Information supplied:
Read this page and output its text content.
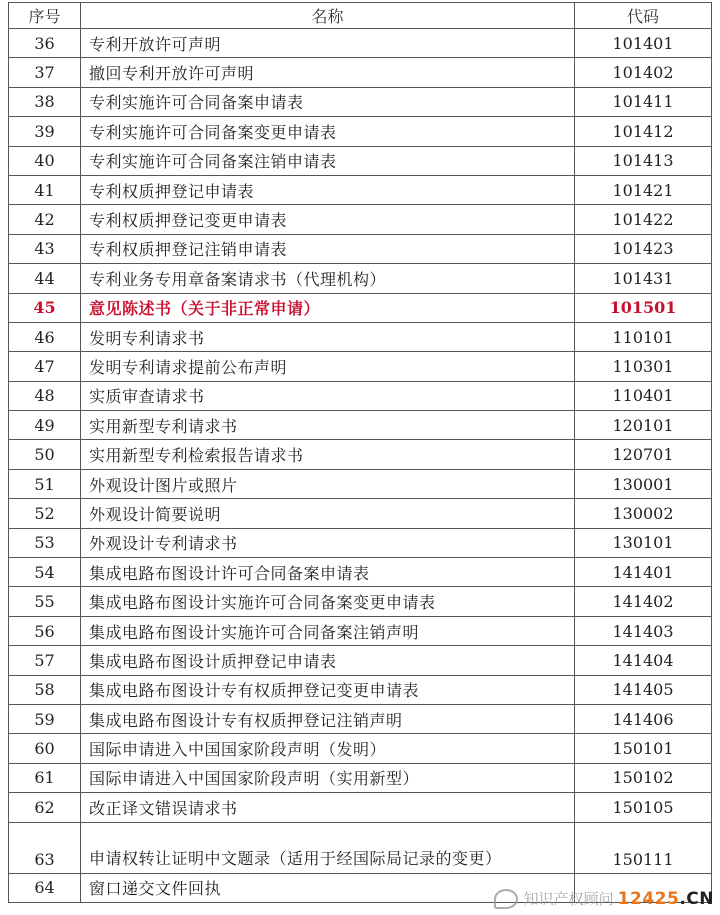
序号	名称	代码
36	专利开放许可声明	101401
37	撤回专利开放许可声明	101402
38	专利实施许可合同备案申请表	101411
39	专利实施许可合同备案变更申请表	101412
40	专利实施许可合同备案注销申请表	101413
41	专利权质押登记申请表	101421
42	专利权质押登记变更申请表	101422
43	专利权质押登记注销申请表	101423
44	专利业务专用章备案请求书（代理机构）	101431
45	意见陈述书（关于非正常申请）	101501
46	发明专利请求书	110101
47	发明专利请求提前公布声明	110301
48	实质审查请求书	110401
49	实用新型专利请求书	120101
50	实用新型专利检索报告请求书	120701
51	外观设计图片或照片	130001
52	外观设计简要说明	130002
53	外观设计专利请求书	130101
54	集成电路布图设计许可合同备案申请表	141401
55	集成电路布图设计实施许可合同备案变更申请表	141402
56	集成电路布图设计实施许可合同备案注销声明	141403
57	集成电路布图设计质押登记申请表	141404
58	集成电路布图设计专有权质押登记变更申请表	141405
59	集成电路布图设计专有权质押登记注销声明	141406
60	国际申请进入中国国家阶段声明（发明）	150101
61	国际申请进入中国国家阶段声明（实用新型）	150102
62	改正译文错误请求书	150105
63	申请权转让证明中文题录（适用于经国际局记录的变更）	150111
64	窗口递交文件回执	
知识产权顾问 12425.CN
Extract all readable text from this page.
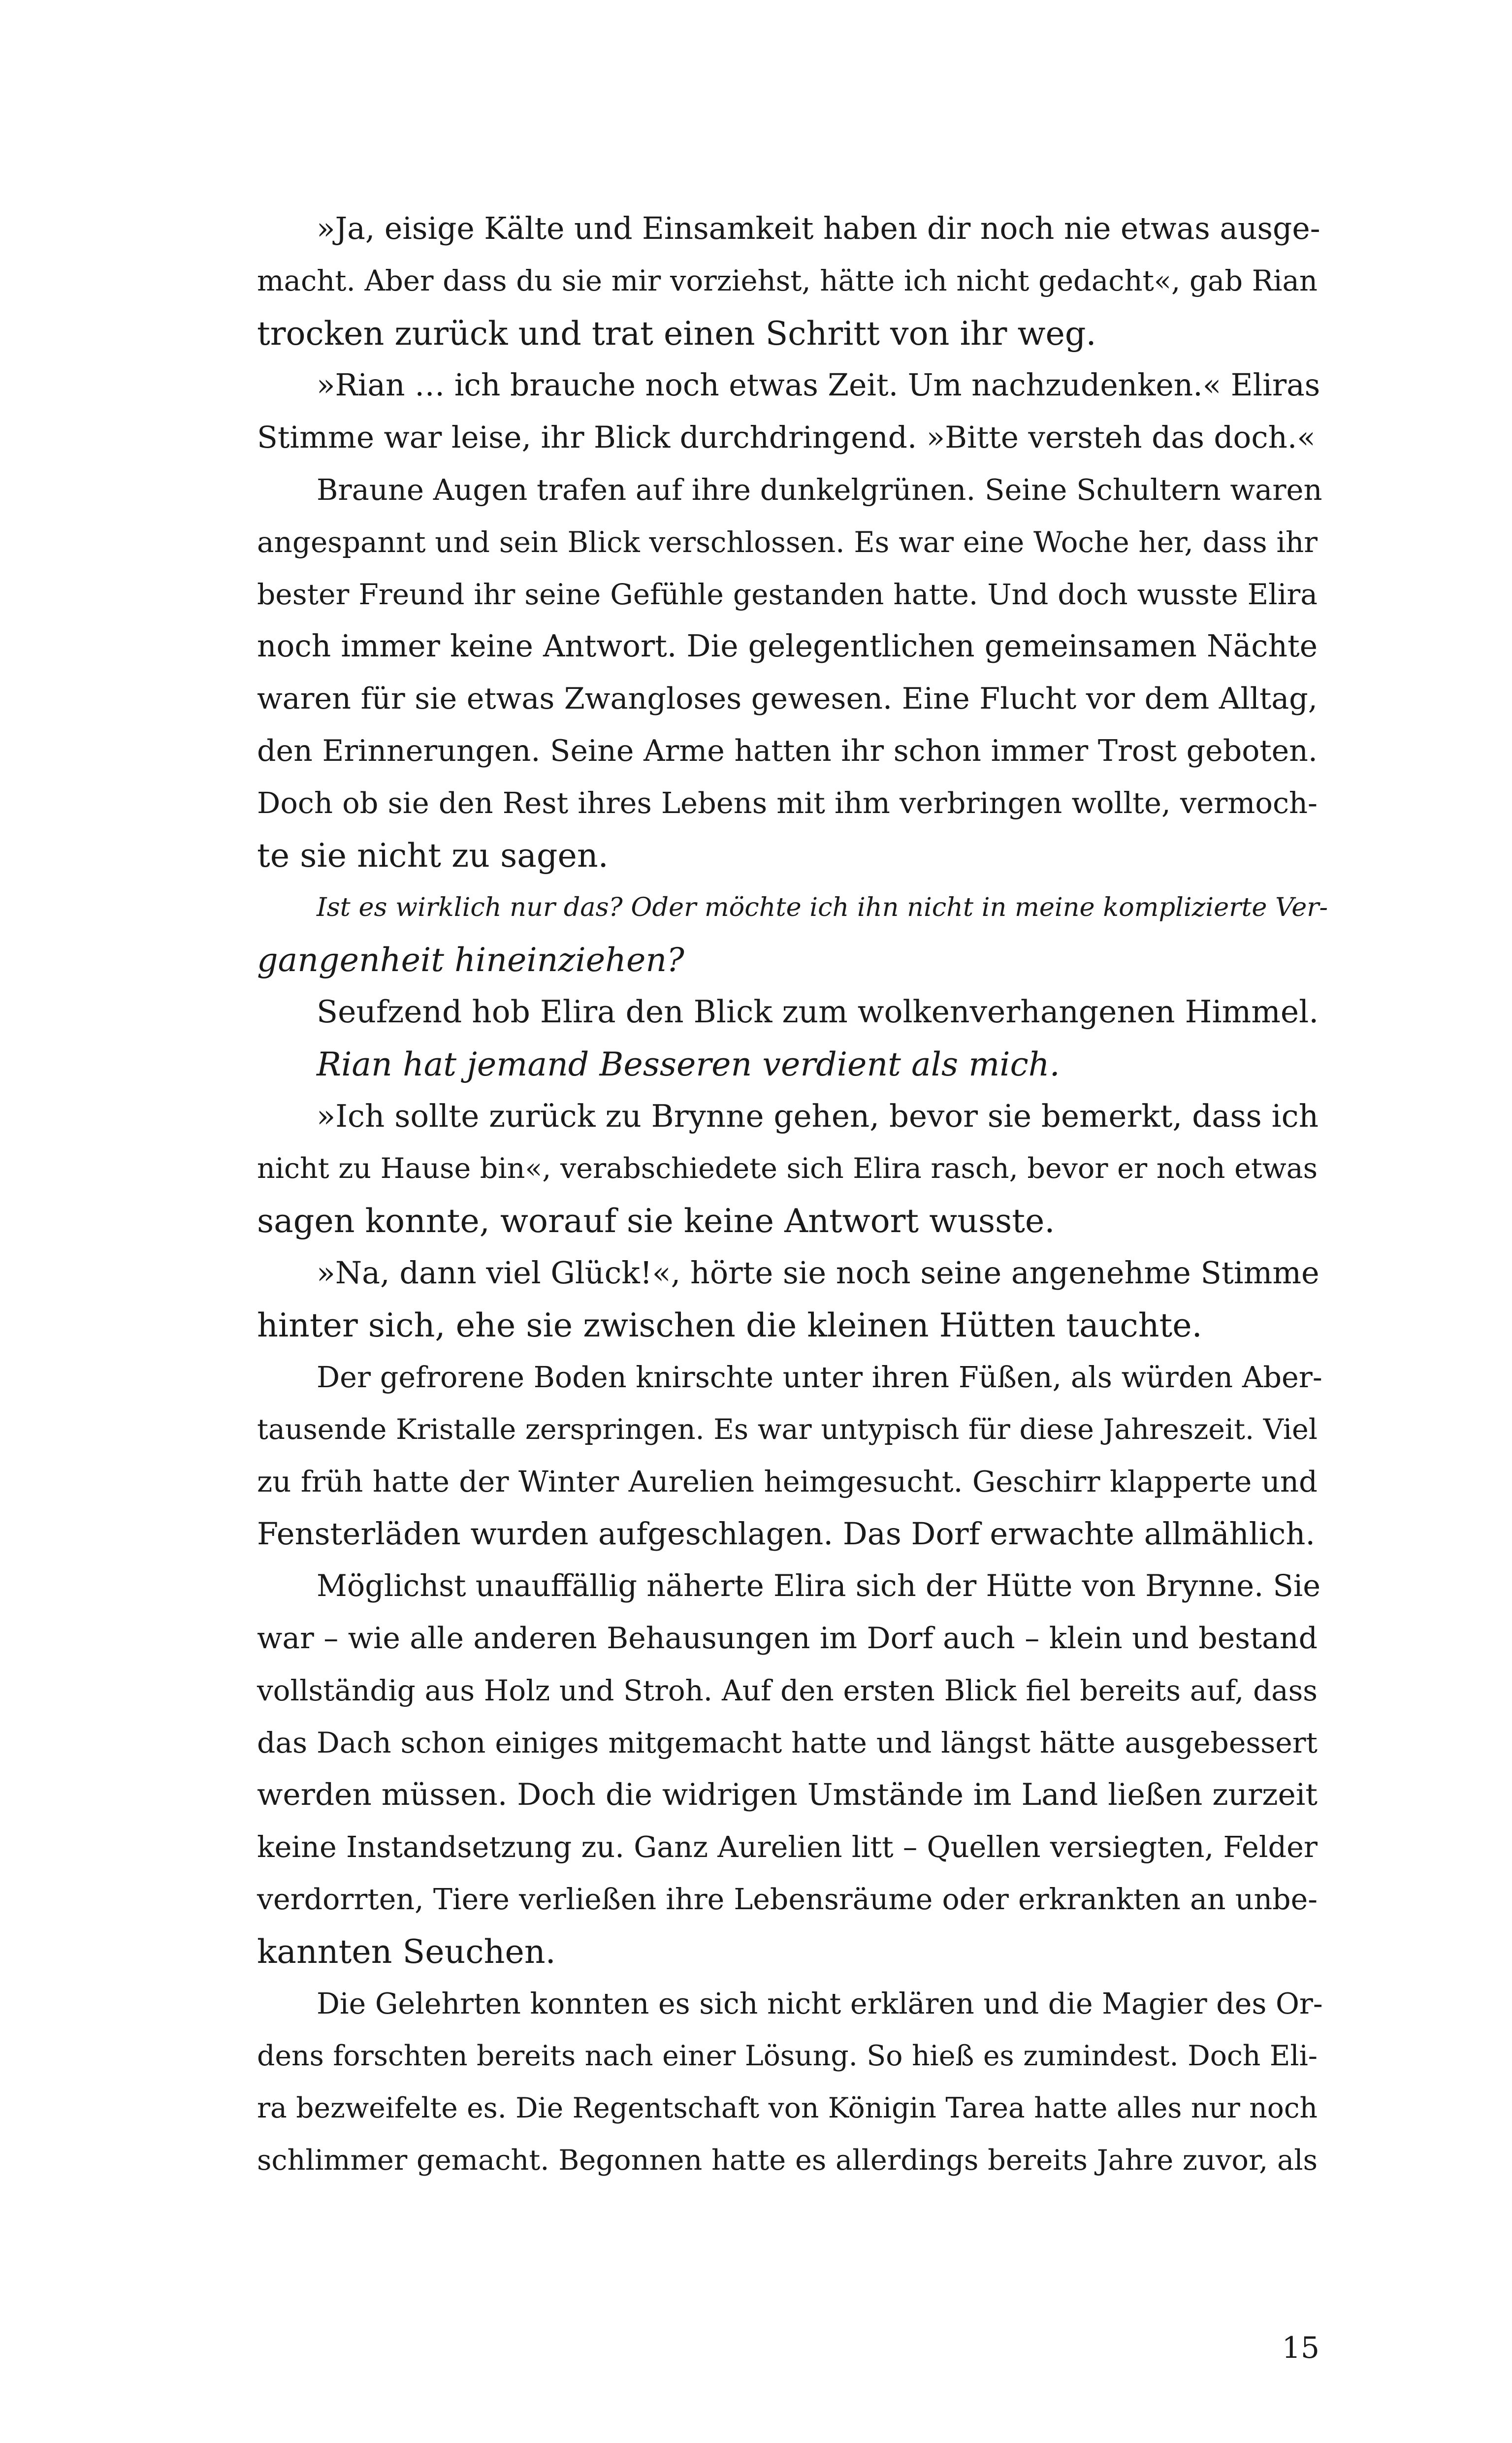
»Ja, eisige Kälte und Einsamkeit haben dir noch nie etwas ausge-
macht. Aber dass du sie mir vorziehst, hätte ich nicht gedacht«, gab Rian
trocken zurück und trat einen Schritt von ihr weg.
»Rian … ich brauche noch etwas Zeit. Um nachzudenken.« Eliras
Stimme war leise, ihr Blick durchdringend. »Bitte versteh das doch.«
Braune Augen trafen auf ihre dunkelgrünen. Seine Schultern waren
angespannt und sein Blick verschlossen. Es war eine Woche her, dass ihr
bester Freund ihr seine Gefühle gestanden hatte. Und doch wusste Elira
noch immer keine Antwort. Die gelegentlichen gemeinsamen Nächte
waren für sie etwas Zwangloses gewesen. Eine Flucht vor dem Alltag,
den Erinnerungen. Seine Arme hatten ihr schon immer Trost geboten.
Doch ob sie den Rest ihres Lebens mit ihm verbringen wollte, vermoch-
te sie nicht zu sagen.
Ist es wirklich nur das? Oder möchte ich ihn nicht in meine komplizierte Ver-
gangenheit hineinziehen?
Seufzend hob Elira den Blick zum wolkenverhangenen Himmel.
Rian hat jemand Besseren verdient als mich.
»Ich sollte zurück zu Brynne gehen, bevor sie bemerkt, dass ich
nicht zu Hause bin«, verabschiedete sich Elira rasch, bevor er noch etwas
sagen konnte, worauf sie keine Antwort wusste.
»Na, dann viel Glück!«, hörte sie noch seine angenehme Stimme
hinter sich, ehe sie zwischen die kleinen Hütten tauchte.
Der gefrorene Boden knirschte unter ihren Füßen, als würden Aber-
tausende Kristalle zerspringen. Es war untypisch für diese Jahreszeit. Viel
zu früh hatte der Winter Aurelien heimgesucht. Geschirr klapperte und
Fensterläden wurden aufgeschlagen. Das Dorf erwachte allmählich.
Möglichst unauffällig näherte Elira sich der Hütte von Brynne. Sie
war – wie alle anderen Behausungen im Dorf auch – klein und bestand
vollständig aus Holz und Stroh. Auf den ersten Blick fiel bereits auf, dass
das Dach schon einiges mitgemacht hatte und längst hätte ausgebessert
werden müssen. Doch die widrigen Umstände im Land ließen zurzeit
keine Instandsetzung zu. Ganz Aurelien litt – Quellen versiegten, Felder
verdorrten, Tiere verließen ihre Lebensräume oder erkrankten an unbe-
kannten Seuchen.
Die Gelehrten konnten es sich nicht erklären und die Magier des Or-
dens forschten bereits nach einer Lösung. So hieß es zumindest. Doch Eli-
ra bezweifelte es. Die Regentschaft von Königin Tarea hatte alles nur noch
schlimmer gemacht. Begonnen hatte es allerdings bereits Jahre zuvor, als
15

Prompt:
In the entries above, locate every line with the word "bevor" and copy it.

The completed task:
»Ich sollte zurück zu Brynne gehen, bevor sie bemerkt, dass ich
nicht zu Hause bin«, verabschiedete sich Elira rasch, bevor er noch etwas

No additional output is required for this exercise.